TASK GOAL: Lines that include the word "Rate" are the ones to copy.

Dataset records

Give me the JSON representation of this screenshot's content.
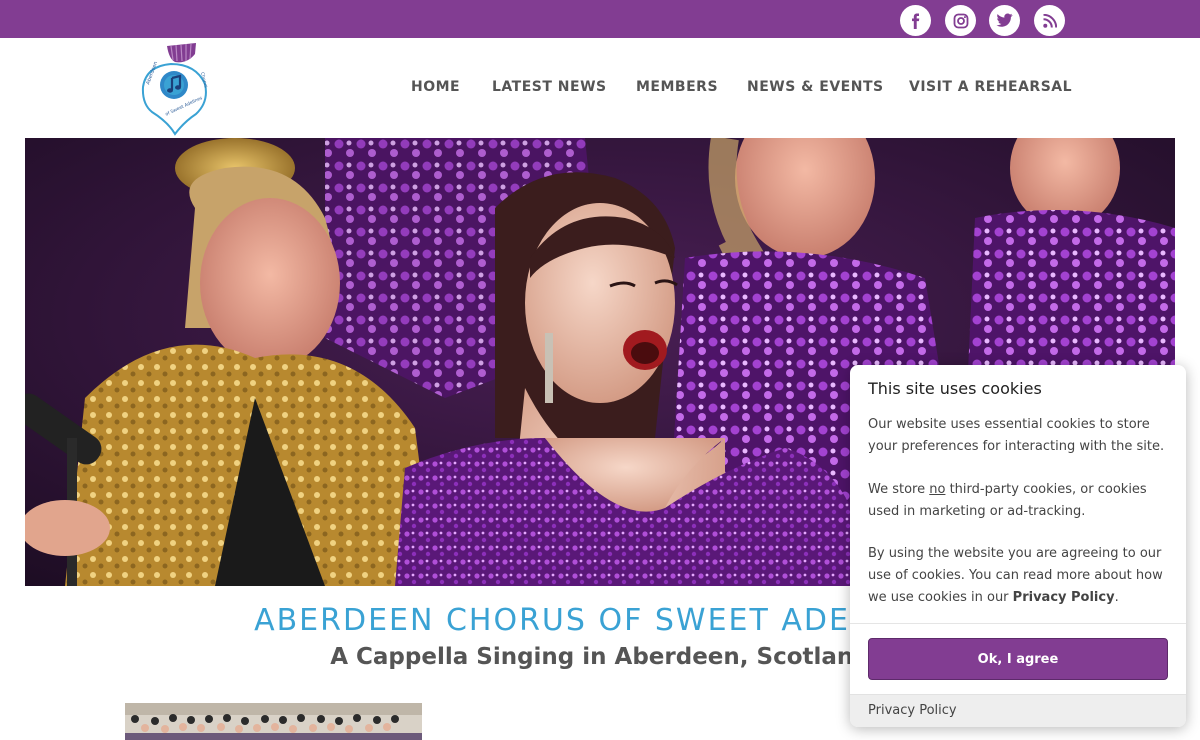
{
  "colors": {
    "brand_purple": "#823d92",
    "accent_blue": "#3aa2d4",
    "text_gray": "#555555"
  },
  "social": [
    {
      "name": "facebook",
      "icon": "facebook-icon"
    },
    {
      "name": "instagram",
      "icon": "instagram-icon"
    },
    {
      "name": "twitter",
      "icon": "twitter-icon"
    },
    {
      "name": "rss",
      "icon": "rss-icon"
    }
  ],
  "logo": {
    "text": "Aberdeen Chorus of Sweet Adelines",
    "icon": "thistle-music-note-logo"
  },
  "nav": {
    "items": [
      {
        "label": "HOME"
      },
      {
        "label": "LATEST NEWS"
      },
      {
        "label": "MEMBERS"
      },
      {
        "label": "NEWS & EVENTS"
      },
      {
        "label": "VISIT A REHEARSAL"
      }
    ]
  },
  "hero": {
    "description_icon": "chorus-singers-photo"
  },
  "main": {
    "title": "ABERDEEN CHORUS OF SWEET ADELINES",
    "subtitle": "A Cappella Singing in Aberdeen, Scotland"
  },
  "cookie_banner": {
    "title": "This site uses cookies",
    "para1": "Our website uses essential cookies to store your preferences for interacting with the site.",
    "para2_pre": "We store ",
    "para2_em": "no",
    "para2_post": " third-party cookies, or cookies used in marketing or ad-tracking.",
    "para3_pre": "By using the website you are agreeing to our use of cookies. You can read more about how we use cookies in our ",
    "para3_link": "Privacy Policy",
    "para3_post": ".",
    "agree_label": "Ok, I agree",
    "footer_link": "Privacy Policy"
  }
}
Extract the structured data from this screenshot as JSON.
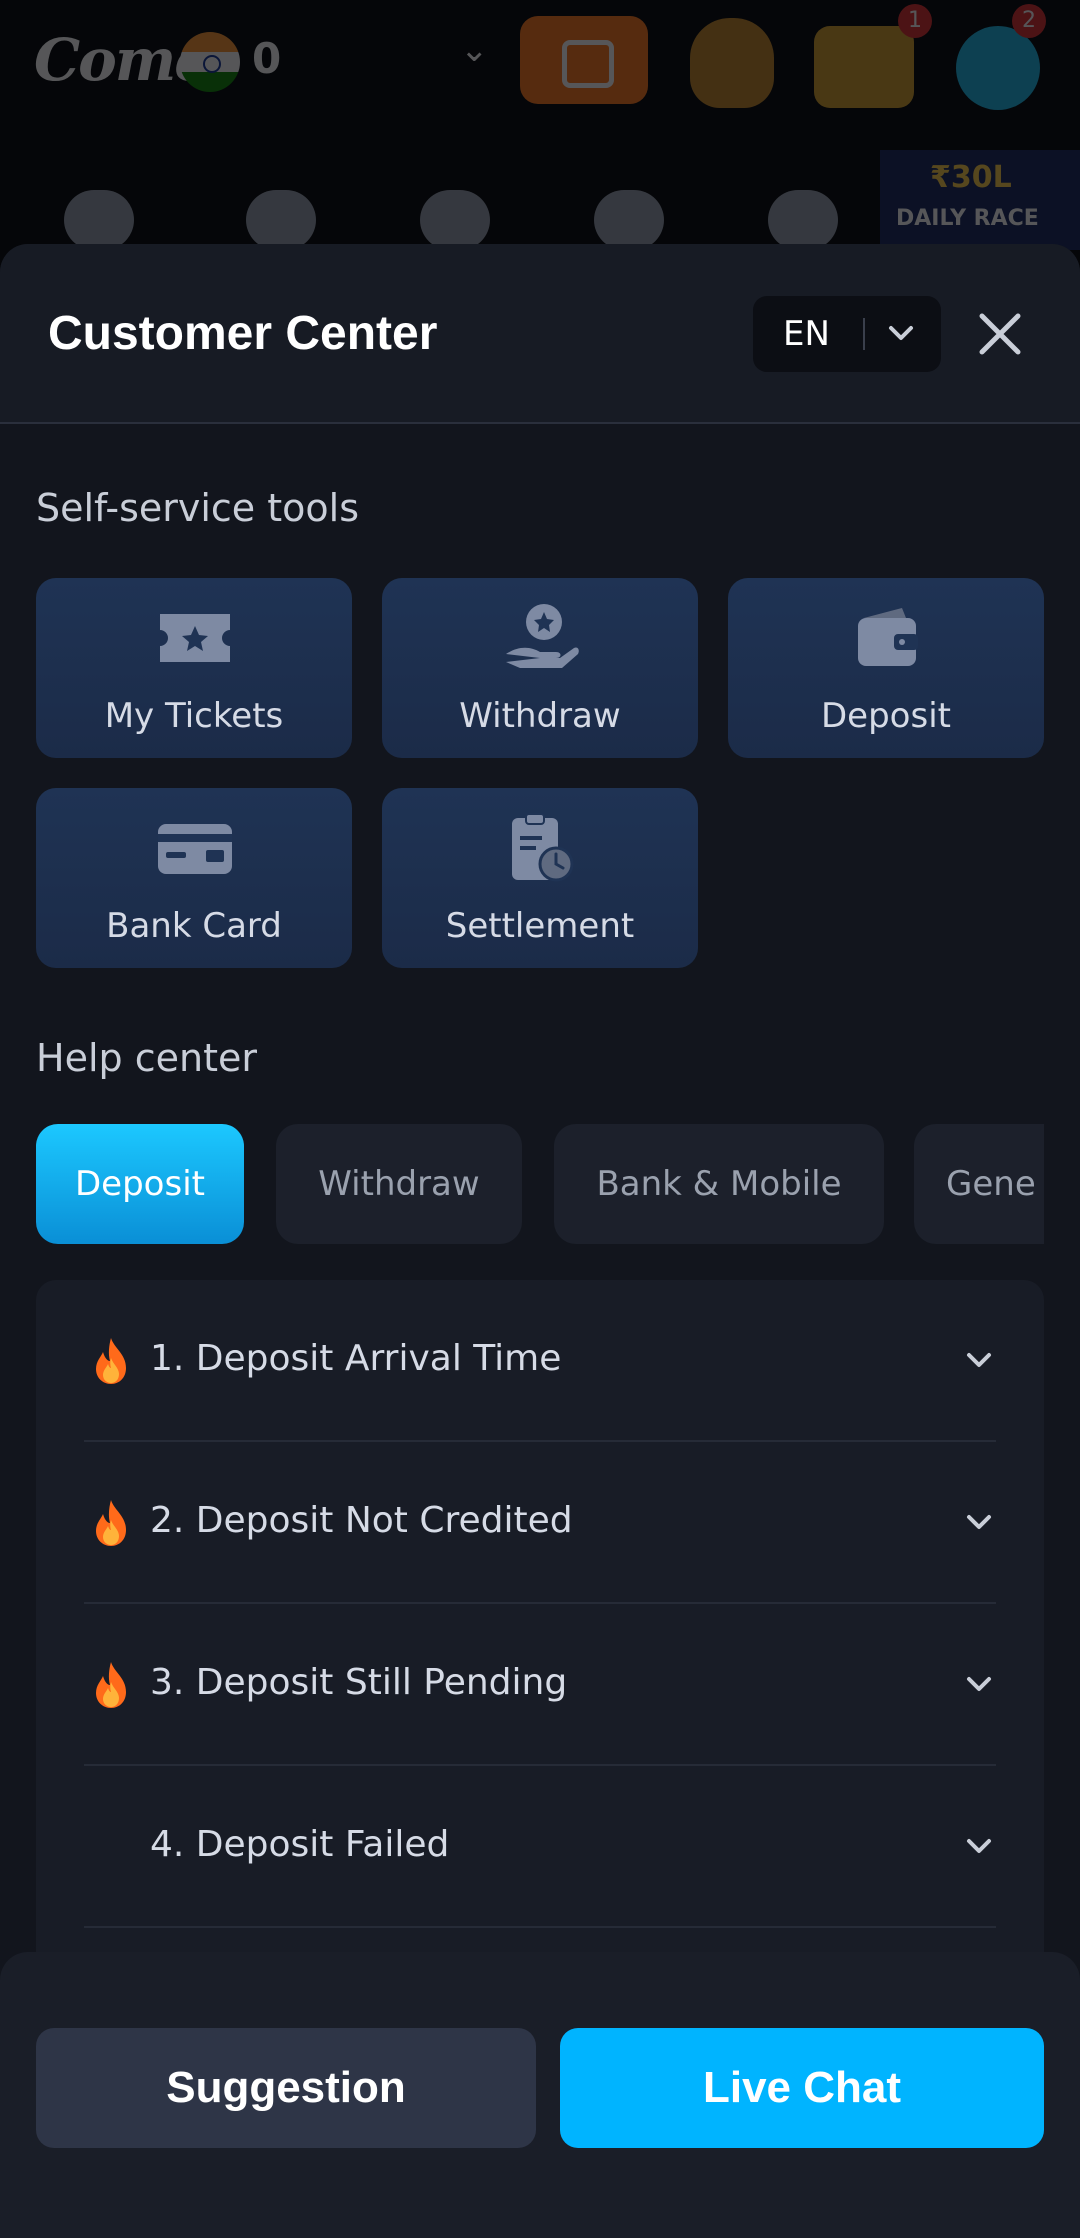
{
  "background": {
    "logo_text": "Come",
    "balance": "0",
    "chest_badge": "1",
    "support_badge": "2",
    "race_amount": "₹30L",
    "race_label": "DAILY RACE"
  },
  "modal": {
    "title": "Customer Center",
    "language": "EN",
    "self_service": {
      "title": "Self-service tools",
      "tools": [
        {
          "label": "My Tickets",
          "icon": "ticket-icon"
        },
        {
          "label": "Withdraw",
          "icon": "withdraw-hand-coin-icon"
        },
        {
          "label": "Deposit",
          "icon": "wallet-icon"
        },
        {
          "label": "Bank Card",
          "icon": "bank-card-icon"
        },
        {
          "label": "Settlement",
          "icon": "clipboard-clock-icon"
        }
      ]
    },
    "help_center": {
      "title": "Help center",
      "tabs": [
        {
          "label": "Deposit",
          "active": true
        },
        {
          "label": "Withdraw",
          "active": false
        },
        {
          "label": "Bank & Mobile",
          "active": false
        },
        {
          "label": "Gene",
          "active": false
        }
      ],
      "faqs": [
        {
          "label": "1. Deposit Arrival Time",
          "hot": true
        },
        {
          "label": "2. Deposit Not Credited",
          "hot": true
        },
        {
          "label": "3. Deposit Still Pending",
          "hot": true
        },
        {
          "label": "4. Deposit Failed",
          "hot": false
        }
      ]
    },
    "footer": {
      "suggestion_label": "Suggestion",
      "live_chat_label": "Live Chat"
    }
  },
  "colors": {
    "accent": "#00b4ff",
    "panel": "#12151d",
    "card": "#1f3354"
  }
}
==
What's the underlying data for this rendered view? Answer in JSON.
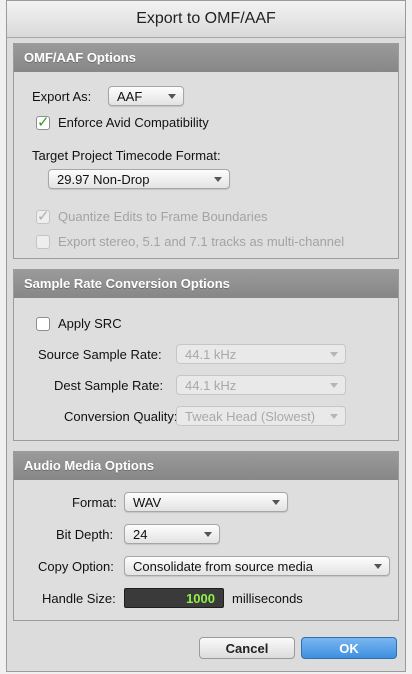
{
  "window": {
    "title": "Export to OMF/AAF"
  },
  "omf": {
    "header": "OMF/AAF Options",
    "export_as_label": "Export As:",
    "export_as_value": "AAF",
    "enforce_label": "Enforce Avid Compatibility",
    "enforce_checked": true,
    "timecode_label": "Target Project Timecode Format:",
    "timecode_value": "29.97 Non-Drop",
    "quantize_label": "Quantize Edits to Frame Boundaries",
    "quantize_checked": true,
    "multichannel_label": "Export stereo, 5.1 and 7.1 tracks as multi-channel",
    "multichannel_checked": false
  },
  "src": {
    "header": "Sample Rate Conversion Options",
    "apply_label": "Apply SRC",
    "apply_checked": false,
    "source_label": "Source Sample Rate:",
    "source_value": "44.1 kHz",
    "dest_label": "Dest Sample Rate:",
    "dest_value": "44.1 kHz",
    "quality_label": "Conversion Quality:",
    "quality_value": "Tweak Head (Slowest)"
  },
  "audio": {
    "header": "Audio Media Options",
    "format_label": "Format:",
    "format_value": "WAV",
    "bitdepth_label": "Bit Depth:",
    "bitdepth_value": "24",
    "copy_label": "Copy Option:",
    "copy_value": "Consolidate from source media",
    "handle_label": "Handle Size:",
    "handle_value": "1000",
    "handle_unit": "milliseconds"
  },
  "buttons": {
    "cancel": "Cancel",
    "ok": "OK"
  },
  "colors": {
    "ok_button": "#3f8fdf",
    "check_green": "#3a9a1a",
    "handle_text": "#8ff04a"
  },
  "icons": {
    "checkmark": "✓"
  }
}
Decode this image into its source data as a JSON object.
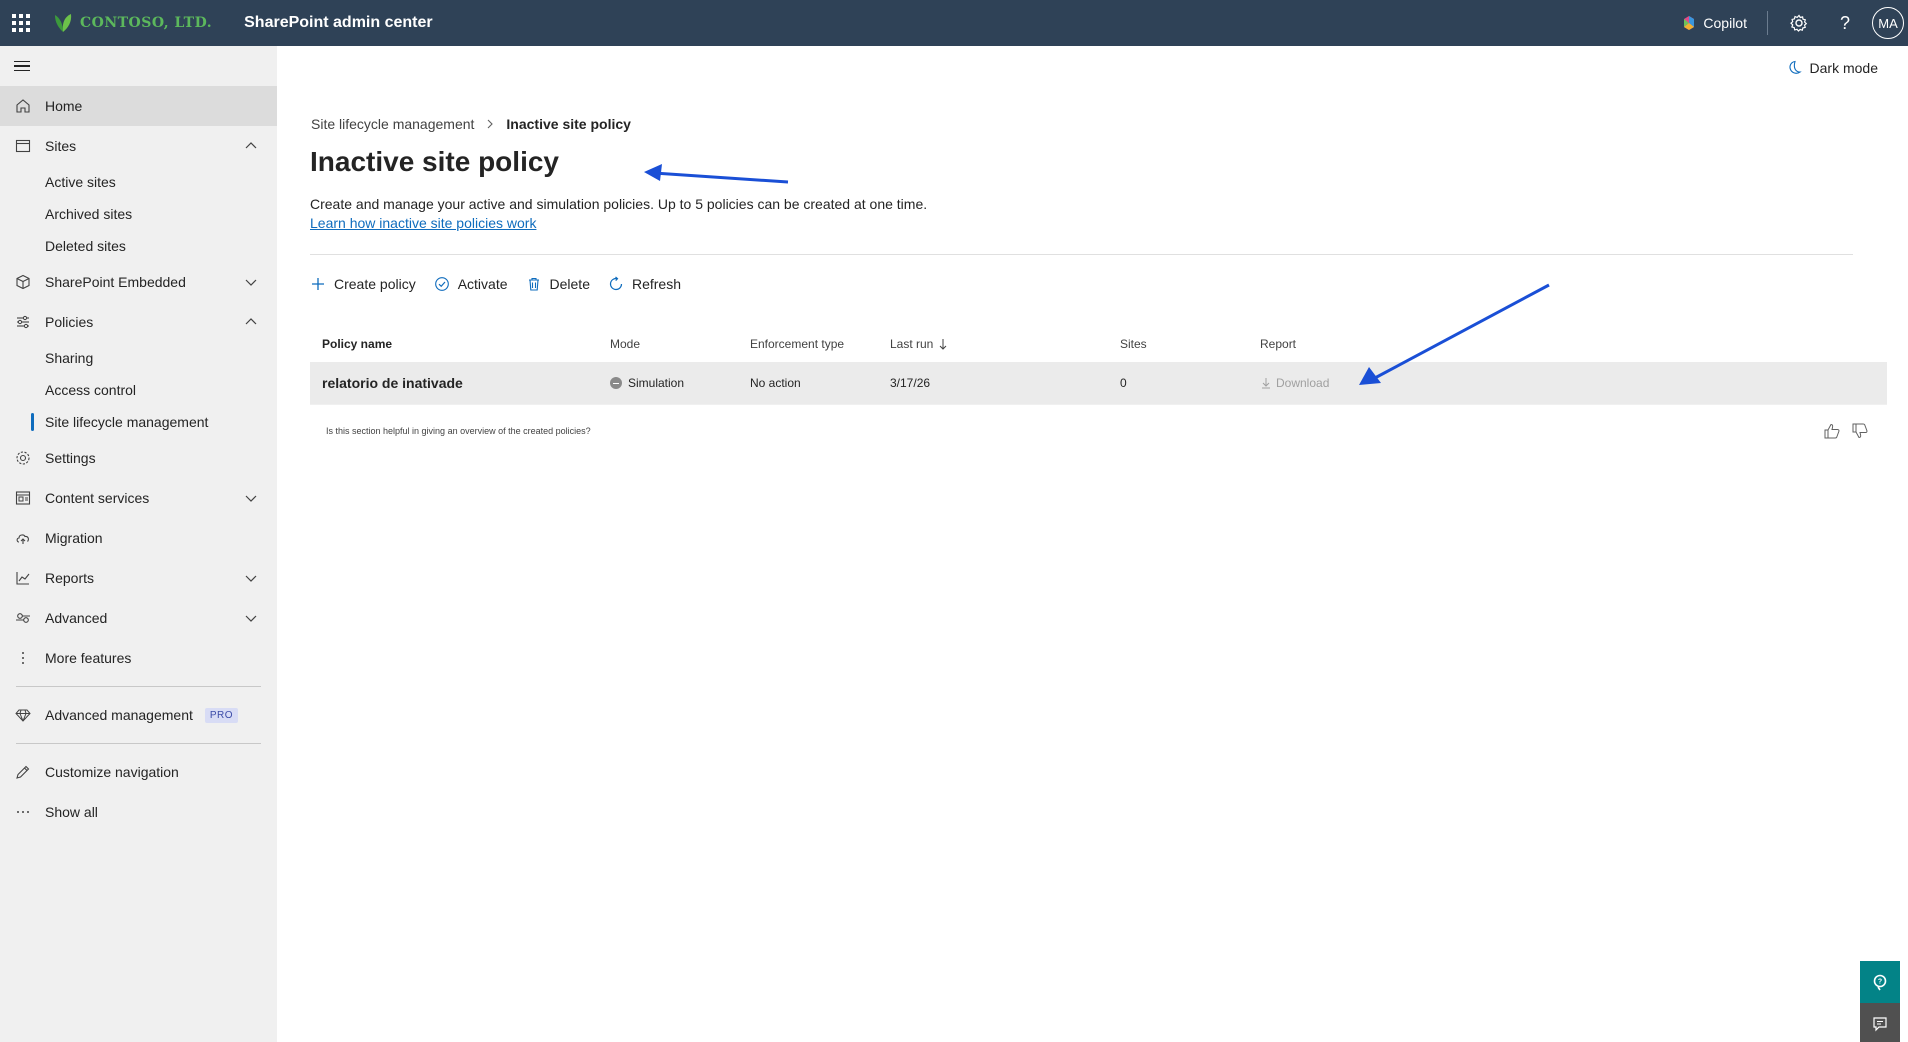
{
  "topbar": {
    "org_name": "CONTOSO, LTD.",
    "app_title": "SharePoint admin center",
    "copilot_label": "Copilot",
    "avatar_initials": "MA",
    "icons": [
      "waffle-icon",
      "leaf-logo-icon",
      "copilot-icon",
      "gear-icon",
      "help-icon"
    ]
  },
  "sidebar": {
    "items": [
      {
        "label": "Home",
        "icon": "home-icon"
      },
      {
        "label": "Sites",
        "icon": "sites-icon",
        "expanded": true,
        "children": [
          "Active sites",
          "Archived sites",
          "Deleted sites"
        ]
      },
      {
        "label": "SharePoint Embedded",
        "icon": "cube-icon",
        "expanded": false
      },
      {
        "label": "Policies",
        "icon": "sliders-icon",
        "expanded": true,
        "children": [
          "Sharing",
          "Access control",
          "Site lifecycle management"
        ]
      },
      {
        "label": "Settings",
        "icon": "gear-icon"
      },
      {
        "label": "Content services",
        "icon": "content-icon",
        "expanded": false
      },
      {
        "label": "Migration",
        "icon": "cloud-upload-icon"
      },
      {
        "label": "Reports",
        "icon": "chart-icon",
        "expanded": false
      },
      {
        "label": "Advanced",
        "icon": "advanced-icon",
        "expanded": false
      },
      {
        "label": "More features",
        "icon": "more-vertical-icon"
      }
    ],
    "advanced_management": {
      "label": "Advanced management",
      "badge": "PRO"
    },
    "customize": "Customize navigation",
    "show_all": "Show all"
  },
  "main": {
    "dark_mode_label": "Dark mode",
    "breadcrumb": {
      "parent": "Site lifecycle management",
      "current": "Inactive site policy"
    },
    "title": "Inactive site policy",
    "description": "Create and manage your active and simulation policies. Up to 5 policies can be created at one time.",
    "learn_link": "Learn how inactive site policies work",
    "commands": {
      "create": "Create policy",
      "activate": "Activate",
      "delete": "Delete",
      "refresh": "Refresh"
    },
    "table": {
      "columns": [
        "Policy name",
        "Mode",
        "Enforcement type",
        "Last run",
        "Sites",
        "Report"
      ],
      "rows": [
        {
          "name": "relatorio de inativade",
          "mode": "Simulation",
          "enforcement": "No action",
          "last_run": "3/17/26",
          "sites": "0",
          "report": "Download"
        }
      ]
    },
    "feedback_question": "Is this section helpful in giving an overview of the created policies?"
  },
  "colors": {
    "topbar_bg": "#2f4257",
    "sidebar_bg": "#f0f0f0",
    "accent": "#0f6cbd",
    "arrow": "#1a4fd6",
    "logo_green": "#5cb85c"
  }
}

WRITTEN RESPONSE:
    "header": "Sample Rate Conversion Options",
    "source_label": "Source Sample Rate:",
    "dest_label": "Dest Sample Rate:",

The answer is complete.